(Collected data entries)

= = = = = = =

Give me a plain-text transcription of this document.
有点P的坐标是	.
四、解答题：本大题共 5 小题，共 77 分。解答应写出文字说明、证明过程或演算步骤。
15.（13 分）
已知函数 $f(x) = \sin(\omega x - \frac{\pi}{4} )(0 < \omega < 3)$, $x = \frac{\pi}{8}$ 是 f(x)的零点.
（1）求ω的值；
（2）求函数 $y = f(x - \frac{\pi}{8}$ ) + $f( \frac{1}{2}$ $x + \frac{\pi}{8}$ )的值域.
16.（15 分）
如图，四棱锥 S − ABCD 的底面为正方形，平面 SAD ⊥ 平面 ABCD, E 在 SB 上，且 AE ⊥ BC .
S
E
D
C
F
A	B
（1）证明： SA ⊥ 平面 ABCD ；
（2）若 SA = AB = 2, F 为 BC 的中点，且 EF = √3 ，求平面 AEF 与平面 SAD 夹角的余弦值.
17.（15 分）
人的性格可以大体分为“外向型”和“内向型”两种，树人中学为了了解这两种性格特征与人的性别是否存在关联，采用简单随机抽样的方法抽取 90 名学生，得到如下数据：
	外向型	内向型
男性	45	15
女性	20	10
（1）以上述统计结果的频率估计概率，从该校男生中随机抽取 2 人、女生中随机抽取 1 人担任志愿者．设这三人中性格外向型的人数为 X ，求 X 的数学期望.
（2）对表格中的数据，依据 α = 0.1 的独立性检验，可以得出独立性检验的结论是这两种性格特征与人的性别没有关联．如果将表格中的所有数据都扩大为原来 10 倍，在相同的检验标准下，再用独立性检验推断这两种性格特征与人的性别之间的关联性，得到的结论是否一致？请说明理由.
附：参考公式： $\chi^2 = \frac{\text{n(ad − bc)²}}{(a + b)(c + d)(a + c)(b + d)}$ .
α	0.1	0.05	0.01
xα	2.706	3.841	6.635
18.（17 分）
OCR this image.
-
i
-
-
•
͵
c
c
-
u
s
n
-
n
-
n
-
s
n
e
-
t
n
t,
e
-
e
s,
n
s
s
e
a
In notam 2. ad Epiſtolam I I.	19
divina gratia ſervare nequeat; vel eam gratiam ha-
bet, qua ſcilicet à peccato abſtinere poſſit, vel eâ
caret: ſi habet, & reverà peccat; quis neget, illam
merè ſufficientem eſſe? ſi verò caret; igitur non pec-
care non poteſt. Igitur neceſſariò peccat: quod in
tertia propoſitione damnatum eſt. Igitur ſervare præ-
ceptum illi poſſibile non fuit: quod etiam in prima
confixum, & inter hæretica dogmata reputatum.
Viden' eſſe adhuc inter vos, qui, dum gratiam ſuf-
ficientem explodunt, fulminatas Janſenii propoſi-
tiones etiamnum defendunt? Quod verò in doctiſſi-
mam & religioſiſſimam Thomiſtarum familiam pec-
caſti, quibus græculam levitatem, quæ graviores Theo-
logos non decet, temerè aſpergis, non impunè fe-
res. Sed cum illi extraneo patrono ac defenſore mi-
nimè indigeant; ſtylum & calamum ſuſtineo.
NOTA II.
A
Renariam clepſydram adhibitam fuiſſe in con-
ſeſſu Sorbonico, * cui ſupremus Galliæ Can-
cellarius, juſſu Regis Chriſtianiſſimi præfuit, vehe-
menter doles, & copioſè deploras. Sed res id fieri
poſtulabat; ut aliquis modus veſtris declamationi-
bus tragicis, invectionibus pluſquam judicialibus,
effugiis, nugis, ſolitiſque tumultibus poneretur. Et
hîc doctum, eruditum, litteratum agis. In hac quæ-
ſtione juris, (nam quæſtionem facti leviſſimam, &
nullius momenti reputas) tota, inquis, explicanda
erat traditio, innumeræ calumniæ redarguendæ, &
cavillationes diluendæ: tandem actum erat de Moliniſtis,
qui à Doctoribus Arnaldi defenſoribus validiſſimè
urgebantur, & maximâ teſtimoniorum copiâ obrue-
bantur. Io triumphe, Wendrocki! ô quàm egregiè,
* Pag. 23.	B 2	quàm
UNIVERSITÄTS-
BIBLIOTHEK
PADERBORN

= = = = = = =

Directions: Using the material above, print every entry exactly as written.

Written solution:
Give me a plain-text transcription of this document.
有点P的坐标是	.
四、解答题：本大题共 5 小题，共 77 分。解答应写出文字说明、证明过程或演算步骤。
15.（13 分）
已知函数 $f(x) = \sin(\omega x - \frac{\pi}{4} )(0 < \omega < 3)$, $x = \frac{\pi}{8}$ 是 f(x)的零点.
（1）求ω的值；
（2）求函数 $y = f(x - \frac{\pi}{8}$ ) + $f( \frac{1}{2}$ $x + \frac{\pi}{8}$ )的值域.
16.（15 分）
如图，四棱锥 S − ABCD 的底面为正方形，平面 SAD ⊥ 平面 ABCD, E 在 SB 上，且 AE ⊥ BC .
S
E
D
C
F
A	B
（1）证明： SA ⊥ 平面 ABCD ；
（2）若 SA = AB = 2, F 为 BC 的中点，且 EF = √3 ，求平面 AEF 与平面 SAD 夹角的余弦值.
17.（15 分）
人的性格可以大体分为“外向型”和“内向型”两种，树人中学为了了解这两种性格特征与人的性别是否存在关联，采用简单随机抽样的方法抽取 90 名学生，得到如下数据：
	外向型	内向型
男性	45	15
女性	20	10
（1）以上述统计结果的频率估计概率，从该校男生中随机抽取 2 人、女生中随机抽取 1 人担任志愿者．设这三人中性格外向型的人数为 X ，求 X 的数学期望.
（2）对表格中的数据，依据 α = 0.1 的独立性检验，可以得出独立性检验的结论是这两种性格特征与人的性别没有关联．如果将表格中的所有数据都扩大为原来 10 倍，在相同的检验标准下，再用独立性检验推断这两种性格特征与人的性别之间的关联性，得到的结论是否一致？请说明理由.
附：参考公式： $\chi^2 = \frac{\text{n(ad − bc)²}}{(a + b)(c + d)(a + c)(b + d)}$ .
α	0.1	0.05	0.01
xα	2.706	3.841	6.635
18.（17 分）
OCR this image.
-
i
-
-
•
͵
c
c
-
u
s
n
-
n
-
n
-
s
n
e
-
t
n
t,
e
-
e
s,
n
s
s
e
a
In notam 2. ad Epiſtolam I I.	19
divina gratia ſervare nequeat; vel eam gratiam ha-
bet, qua ſcilicet à peccato abſtinere poſſit, vel eâ
caret: ſi habet, & reverà peccat; quis neget, illam
merè ſufficientem eſſe? ſi verò caret; igitur non pec-
care non poteſt. Igitur neceſſariò peccat: quod in
tertia propoſitione damnatum eſt. Igitur ſervare præ-
ceptum illi poſſibile non fuit: quod etiam in prima
confixum, & inter hæretica dogmata reputatum.
Viden' eſſe adhuc inter vos, qui, dum gratiam ſuf-
ficientem explodunt, fulminatas Janſenii propoſi-
tiones etiamnum defendunt? Quod verò in doctiſſi-
mam & religioſiſſimam Thomiſtarum familiam pec-
caſti, quibus græculam levitatem, quæ graviores Theo-
logos non decet, temerè aſpergis, non impunè fe-
res. Sed cum illi extraneo patrono ac defenſore mi-
nimè indigeant; ſtylum & calamum ſuſtineo.
NOTA II.
A
Renariam clepſydram adhibitam fuiſſe in con-
ſeſſu Sorbonico, * cui ſupremus Galliæ Can-
cellarius, juſſu Regis Chriſtianiſſimi præfuit, vehe-
menter doles, & copioſè deploras. Sed res id fieri
poſtulabat; ut aliquis modus veſtris declamationi-
bus tragicis, invectionibus pluſquam judicialibus,
effugiis, nugis, ſolitiſque tumultibus poneretur. Et
hîc doctum, eruditum, litteratum agis. In hac quæ-
ſtione juris, (nam quæſtionem facti leviſſimam, &
nullius momenti reputas) tota, inquis, explicanda
erat traditio, innumeræ calumniæ redarguendæ, &
cavillationes diluendæ: tandem actum erat de Moliniſtis,
qui à Doctoribus Arnaldi defenſoribus validiſſimè
urgebantur, & maximâ teſtimoniorum copiâ obrue-
bantur. Io triumphe, Wendrocki! ô quàm egregiè,
* Pag. 23.	B 2	quàm
UNIVERSITÄTS-
BIBLIOTHEK
PADERBORN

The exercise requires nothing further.